Collected data entries:

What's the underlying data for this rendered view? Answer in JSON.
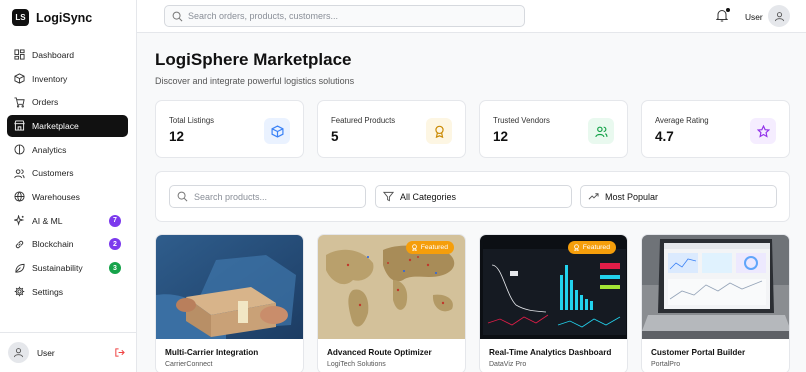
{
  "app": {
    "logo_text": "LS",
    "name": "LogiSync"
  },
  "sidebar": {
    "items": [
      {
        "label": "Dashboard",
        "icon": "dashboard-icon"
      },
      {
        "label": "Inventory",
        "icon": "box-icon"
      },
      {
        "label": "Orders",
        "icon": "cart-icon"
      },
      {
        "label": "Marketplace",
        "icon": "store-icon",
        "active": true
      },
      {
        "label": "Analytics",
        "icon": "chart-pie-icon"
      },
      {
        "label": "Customers",
        "icon": "users-icon"
      },
      {
        "label": "Warehouses",
        "icon": "warehouse-icon"
      },
      {
        "label": "AI & ML",
        "icon": "sparkles-icon",
        "badge": "7",
        "badge_color": "#7c3aed"
      },
      {
        "label": "Blockchain",
        "icon": "link-icon",
        "badge": "2",
        "badge_color": "#7c3aed"
      },
      {
        "label": "Sustainability",
        "icon": "leaf-icon",
        "badge": "3",
        "badge_color": "#16a34a"
      },
      {
        "label": "Settings",
        "icon": "gear-icon"
      }
    ],
    "footer_user": "User"
  },
  "header": {
    "search_placeholder": "Search orders, products, customers...",
    "user": "User"
  },
  "page": {
    "title": "LogiSphere Marketplace",
    "subtitle": "Discover and integrate powerful logistics solutions"
  },
  "stats": [
    {
      "label": "Total Listings",
      "value": "12",
      "icon": "cube-icon",
      "bg": "#eaf2ff",
      "color": "#3b82f6"
    },
    {
      "label": "Featured Products",
      "value": "5",
      "icon": "award-icon",
      "bg": "#fdf6e3",
      "color": "#ca8a04"
    },
    {
      "label": "Trusted Vendors",
      "value": "12",
      "icon": "users-icon",
      "bg": "#e9f9ef",
      "color": "#16a34a"
    },
    {
      "label": "Average Rating",
      "value": "4.7",
      "icon": "star-icon",
      "bg": "#f5edff",
      "color": "#9333ea"
    }
  ],
  "filters": {
    "search_placeholder": "Search products...",
    "category": "All Categories",
    "sort": "Most Popular"
  },
  "products": [
    {
      "title": "Multi-Carrier Integration",
      "vendor": "CarrierConnect",
      "featured": false
    },
    {
      "title": "Advanced Route Optimizer",
      "vendor": "LogiTech Solutions",
      "featured": true
    },
    {
      "title": "Real-Time Analytics Dashboard",
      "vendor": "DataViz Pro",
      "featured": true
    },
    {
      "title": "Customer Portal Builder",
      "vendor": "PortalPro",
      "featured": false
    }
  ],
  "featured_label": "Featured"
}
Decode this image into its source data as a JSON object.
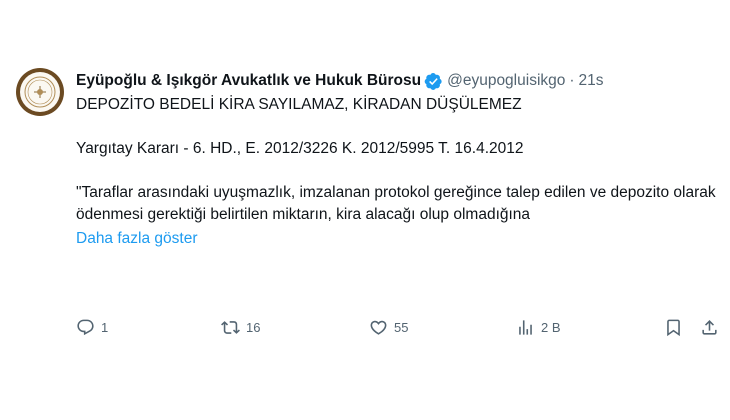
{
  "author": {
    "name": "Eyüpoğlu & Işıkgör Avukatlık ve Hukuk Bürosu",
    "handle": "@eyupogluisikgo",
    "separator": "·",
    "time": "21s"
  },
  "tweet": {
    "headline": "DEPOZİTO BEDELİ KİRA SAYILAMAZ, KİRADAN DÜŞÜLEMEZ",
    "citation": "Yargıtay Kararı - 6. HD., E. 2012/3226 K. 2012/5995 T. 16.4.2012",
    "quote": "\"Taraflar arasındaki uyuşmazlık, imzalanan protokol gereğince talep edilen ve depozito olarak ödenmesi gerektiği belirtilen miktarın, kira alacağı olup olmadığına",
    "show_more": "Daha fazla göster"
  },
  "actions": {
    "replies": "1",
    "retweets": "16",
    "likes": "55",
    "views": "2 B"
  },
  "colors": {
    "accent": "#1d9bf0",
    "muted": "#536471",
    "text": "#0f1419",
    "avatar_frame": "#6b4a22"
  },
  "icons": [
    "verified-icon",
    "reply-icon",
    "retweet-icon",
    "like-icon",
    "views-icon",
    "bookmark-icon",
    "share-icon"
  ]
}
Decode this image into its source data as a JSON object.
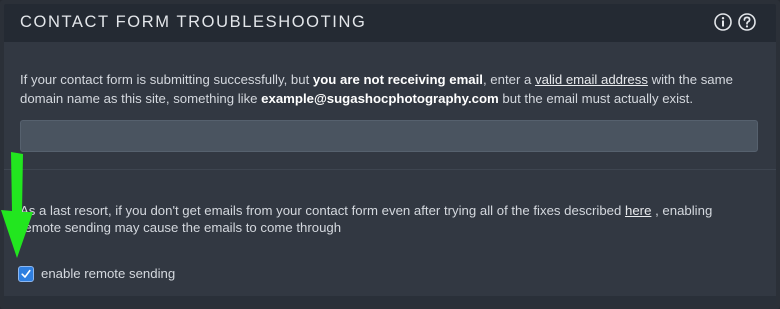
{
  "header": {
    "title": "CONTACT FORM TROUBLESHOOTING",
    "icons": [
      "info-icon",
      "help-icon"
    ]
  },
  "section_email": {
    "line1_pre": "If your contact form is submitting successfully, but ",
    "line1_bold": "you are not receiving email",
    "line1_mid": ", enter a ",
    "line1_link": "valid email address",
    "line1_post": " with the same",
    "line2_pre": "domain name as this site, something like ",
    "line2_bold": "example@sugashocphotography.com",
    "line2_post": " but the email must actually exist.",
    "input_value": "",
    "input_placeholder": ""
  },
  "section_remote": {
    "line1_pre": "As a last resort, if you don't get emails from your contact form even after trying all of the fixes described ",
    "line1_link": "here",
    "line1_post": " , enabling",
    "line2": "remote sending may cause the emails to come through",
    "checkbox_label": "enable remote sending",
    "checkbox_checked": true
  },
  "colors": {
    "header_bg": "#242a33",
    "panel_bg": "#323842",
    "input_bg": "#4a5460",
    "checkbox_accent": "#2f7fe0",
    "annotation_arrow": "#22e61f"
  }
}
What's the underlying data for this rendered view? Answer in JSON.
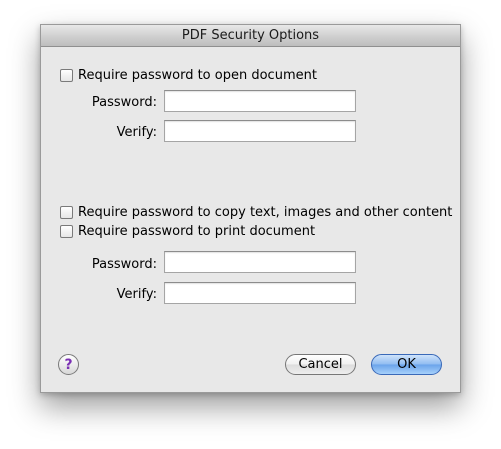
{
  "dialog": {
    "title": "PDF Security Options"
  },
  "open_section": {
    "checkbox_label": "Require password to open document",
    "password_label": "Password:",
    "verify_label": "Verify:",
    "password_value": "",
    "verify_value": ""
  },
  "permissions_section": {
    "copy_checkbox_label": "Require password to copy text, images and other content",
    "print_checkbox_label": "Require password to print document",
    "password_label": "Password:",
    "verify_label": "Verify:",
    "password_value": "",
    "verify_value": ""
  },
  "footer": {
    "help_symbol": "?",
    "cancel_label": "Cancel",
    "ok_label": "OK"
  },
  "colors": {
    "window_bg": "#e8e8e8",
    "default_button": "#6aa3ea",
    "help_glyph": "#7a2fb4"
  }
}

▸ YOUR OBJECTIVE
Transcribe the material exactly, and leave out whatever pictures it holds.

▸ ANSWER TO THIS PROBLEM
What's the underlying data for this rendered view? Answer in JSON.
{
  "app": {
    "logo_text": "LS",
    "name": "LogiSync"
  },
  "sidebar": {
    "items": [
      {
        "label": "Dashboard",
        "icon": "dashboard-icon"
      },
      {
        "label": "Inventory",
        "icon": "box-icon"
      },
      {
        "label": "Orders",
        "icon": "cart-icon"
      },
      {
        "label": "Marketplace",
        "icon": "store-icon",
        "active": true
      },
      {
        "label": "Analytics",
        "icon": "chart-pie-icon"
      },
      {
        "label": "Customers",
        "icon": "users-icon"
      },
      {
        "label": "Warehouses",
        "icon": "warehouse-icon"
      },
      {
        "label": "AI & ML",
        "icon": "sparkles-icon",
        "badge": "7",
        "badge_color": "#7c3aed"
      },
      {
        "label": "Blockchain",
        "icon": "link-icon",
        "badge": "2",
        "badge_color": "#7c3aed"
      },
      {
        "label": "Sustainability",
        "icon": "leaf-icon",
        "badge": "3",
        "badge_color": "#16a34a"
      },
      {
        "label": "Settings",
        "icon": "gear-icon"
      }
    ],
    "footer_user": "User"
  },
  "header": {
    "search_placeholder": "Search orders, products, customers...",
    "user": "User"
  },
  "page": {
    "title": "LogiSphere Marketplace",
    "subtitle": "Discover and integrate powerful logistics solutions"
  },
  "stats": [
    {
      "label": "Total Listings",
      "value": "12",
      "icon": "cube-icon",
      "bg": "#eaf2ff",
      "color": "#3b82f6"
    },
    {
      "label": "Featured Products",
      "value": "5",
      "icon": "award-icon",
      "bg": "#fdf6e3",
      "color": "#ca8a04"
    },
    {
      "label": "Trusted Vendors",
      "value": "12",
      "icon": "users-icon",
      "bg": "#e9f9ef",
      "color": "#16a34a"
    },
    {
      "label": "Average Rating",
      "value": "4.7",
      "icon": "star-icon",
      "bg": "#f5edff",
      "color": "#9333ea"
    }
  ],
  "filters": {
    "search_placeholder": "Search products...",
    "category": "All Categories",
    "sort": "Most Popular"
  },
  "products": [
    {
      "title": "Multi-Carrier Integration",
      "vendor": "CarrierConnect",
      "featured": false
    },
    {
      "title": "Advanced Route Optimizer",
      "vendor": "LogiTech Solutions",
      "featured": true
    },
    {
      "title": "Real-Time Analytics Dashboard",
      "vendor": "DataViz Pro",
      "featured": true
    },
    {
      "title": "Customer Portal Builder",
      "vendor": "PortalPro",
      "featured": false
    }
  ],
  "featured_label": "Featured"
}
Decode this image into its source data as a JSON object.
{
  "author": {
    "name": "Eyüpoğlu & Işıkgör Avukatlık ve Hukuk Bürosu",
    "handle": "@eyupogluisikgo",
    "separator": "·",
    "time": "21s"
  },
  "tweet": {
    "headline": "DEPOZİTO BEDELİ KİRA SAYILAMAZ, KİRADAN DÜŞÜLEMEZ",
    "citation": "Yargıtay Kararı - 6. HD., E. 2012/3226 K. 2012/5995 T. 16.4.2012",
    "quote": "\"Taraflar arasındaki uyuşmazlık, imzalanan protokol gereğince talep edilen ve depozito olarak ödenmesi gerektiği belirtilen miktarın, kira alacağı olup olmadığına",
    "show_more": "Daha fazla göster"
  },
  "actions": {
    "replies": "1",
    "retweets": "16",
    "likes": "55",
    "views": "2 B"
  },
  "colors": {
    "accent": "#1d9bf0",
    "muted": "#536471",
    "text": "#0f1419",
    "avatar_frame": "#6b4a22"
  },
  "icons": [
    "verified-icon",
    "reply-icon",
    "retweet-icon",
    "like-icon",
    "views-icon",
    "bookmark-icon",
    "share-icon"
  ]
}
Decode this image into its source data as a JSON object.
{
  "header": {
    "title": "CONTACT FORM TROUBLESHOOTING",
    "icons": [
      "info-icon",
      "help-icon"
    ]
  },
  "section_email": {
    "line1_pre": "If your contact form is submitting successfully, but ",
    "line1_bold": "you are not receiving email",
    "line1_mid": ", enter a ",
    "line1_link": "valid email address",
    "line1_post": " with the same",
    "line2_pre": "domain name as this site, something like ",
    "line2_bold": "example@sugashocphotography.com",
    "line2_post": " but the email must actually exist.",
    "input_value": "",
    "input_placeholder": ""
  },
  "section_remote": {
    "line1_pre": "As a last resort, if you don't get emails from your contact form even after trying all of the fixes described ",
    "line1_link": "here",
    "line1_post": " , enabling",
    "line2": "remote sending may cause the emails to come through",
    "checkbox_label": "enable remote sending",
    "checkbox_checked": true
  },
  "colors": {
    "header_bg": "#242a33",
    "panel_bg": "#323842",
    "input_bg": "#4a5460",
    "checkbox_accent": "#2f7fe0",
    "annotation_arrow": "#22e61f"
  }
}
What's the underlying data for this rendered view? Answer in JSON.
{
  "dialog": {
    "title": "PDF Security Options"
  },
  "open_section": {
    "checkbox_label": "Require password to open document",
    "password_label": "Password:",
    "verify_label": "Verify:",
    "password_value": "",
    "verify_value": ""
  },
  "permissions_section": {
    "copy_checkbox_label": "Require password to copy text, images and other content",
    "print_checkbox_label": "Require password to print document",
    "password_label": "Password:",
    "verify_label": "Verify:",
    "password_value": "",
    "verify_value": ""
  },
  "footer": {
    "help_symbol": "?",
    "cancel_label": "Cancel",
    "ok_label": "OK"
  },
  "colors": {
    "window_bg": "#e8e8e8",
    "default_button": "#6aa3ea",
    "help_glyph": "#7a2fb4"
  }
}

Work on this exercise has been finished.